## WORK TO COMPLETE
Write out all the material exactly. Leave nothing out.

☆ ☆ ☆ ☆ ☆ ☆ ☆

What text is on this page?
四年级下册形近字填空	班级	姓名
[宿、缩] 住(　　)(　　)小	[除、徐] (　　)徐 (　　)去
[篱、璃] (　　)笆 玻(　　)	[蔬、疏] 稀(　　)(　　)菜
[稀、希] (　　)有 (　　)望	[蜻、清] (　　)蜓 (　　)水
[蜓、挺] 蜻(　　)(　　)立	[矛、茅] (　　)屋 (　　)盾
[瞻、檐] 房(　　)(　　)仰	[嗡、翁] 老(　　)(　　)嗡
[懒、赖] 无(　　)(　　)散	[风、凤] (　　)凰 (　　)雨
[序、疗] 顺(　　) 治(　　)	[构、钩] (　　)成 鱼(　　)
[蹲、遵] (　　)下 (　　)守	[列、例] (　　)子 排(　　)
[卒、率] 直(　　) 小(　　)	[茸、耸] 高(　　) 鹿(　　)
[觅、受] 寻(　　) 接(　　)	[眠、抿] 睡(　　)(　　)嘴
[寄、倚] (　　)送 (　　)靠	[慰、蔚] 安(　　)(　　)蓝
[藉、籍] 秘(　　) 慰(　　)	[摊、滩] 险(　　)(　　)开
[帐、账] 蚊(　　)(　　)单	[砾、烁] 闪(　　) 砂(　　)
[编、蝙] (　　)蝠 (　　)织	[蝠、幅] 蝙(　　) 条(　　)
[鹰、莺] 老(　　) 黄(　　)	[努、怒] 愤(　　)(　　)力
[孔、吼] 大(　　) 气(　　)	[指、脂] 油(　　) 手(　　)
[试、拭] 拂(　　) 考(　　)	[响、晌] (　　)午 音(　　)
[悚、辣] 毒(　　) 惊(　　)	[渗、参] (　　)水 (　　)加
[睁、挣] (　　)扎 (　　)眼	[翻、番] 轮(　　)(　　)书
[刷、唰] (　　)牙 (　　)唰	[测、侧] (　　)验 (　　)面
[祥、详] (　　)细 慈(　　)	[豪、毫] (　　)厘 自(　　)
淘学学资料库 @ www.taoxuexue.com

☆ ☆ ☆ ☆ ☆ ☆ ☆

## CORRECT ANSWER
What text is on this page?
四年级下册形近字填空	班级	姓名
[宿、缩] 住(　　)(　　)小	[除、徐] (　　)徐 (　　)去
[篱、璃] (　　)笆 玻(　　)	[蔬、疏] 稀(　　)(　　)菜
[稀、希] (　　)有 (　　)望	[蜻、清] (　　)蜓 (　　)水
[蜓、挺] 蜻(　　)(　　)立	[矛、茅] (　　)屋 (　　)盾
[瞻、檐] 房(　　)(　　)仰	[嗡、翁] 老(　　)(　　)嗡
[懒、赖] 无(　　)(　　)散	[风、凤] (　　)凰 (　　)雨
[序、疗] 顺(　　) 治(　　)	[构、钩] (　　)成 鱼(　　)
[蹲、遵] (　　)下 (　　)守	[列、例] (　　)子 排(　　)
[卒、率] 直(　　) 小(　　)	[茸、耸] 高(　　) 鹿(　　)
[觅、受] 寻(　　) 接(　　)	[眠、抿] 睡(　　)(　　)嘴
[寄、倚] (　　)送 (　　)靠	[慰、蔚] 安(　　)(　　)蓝
[藉、籍] 秘(　　) 慰(　　)	[摊、滩] 险(　　)(　　)开
[帐、账] 蚊(　　)(　　)单	[砾、烁] 闪(　　) 砂(　　)
[编、蝙] (　　)蝠 (　　)织	[蝠、幅] 蝙(　　) 条(　　)
[鹰、莺] 老(　　) 黄(　　)	[努、怒] 愤(　　)(　　)力
[孔、吼] 大(　　) 气(　　)	[指、脂] 油(　　) 手(　　)
[试、拭] 拂(　　) 考(　　)	[响、晌] (　　)午 音(　　)
[悚、辣] 毒(　　) 惊(　　)	[渗、参] (　　)水 (　　)加
[睁、挣] (　　)扎 (　　)眼	[翻、番] 轮(　　)(　　)书
[刷、唰] (　　)牙 (　　)唰	[测、侧] (　　)验 (　　)面
[祥、详] (　　)细 慈(　　)	[豪、毫] (　　)厘 自(　　)
淘学学资料库 @ www.taoxuexue.com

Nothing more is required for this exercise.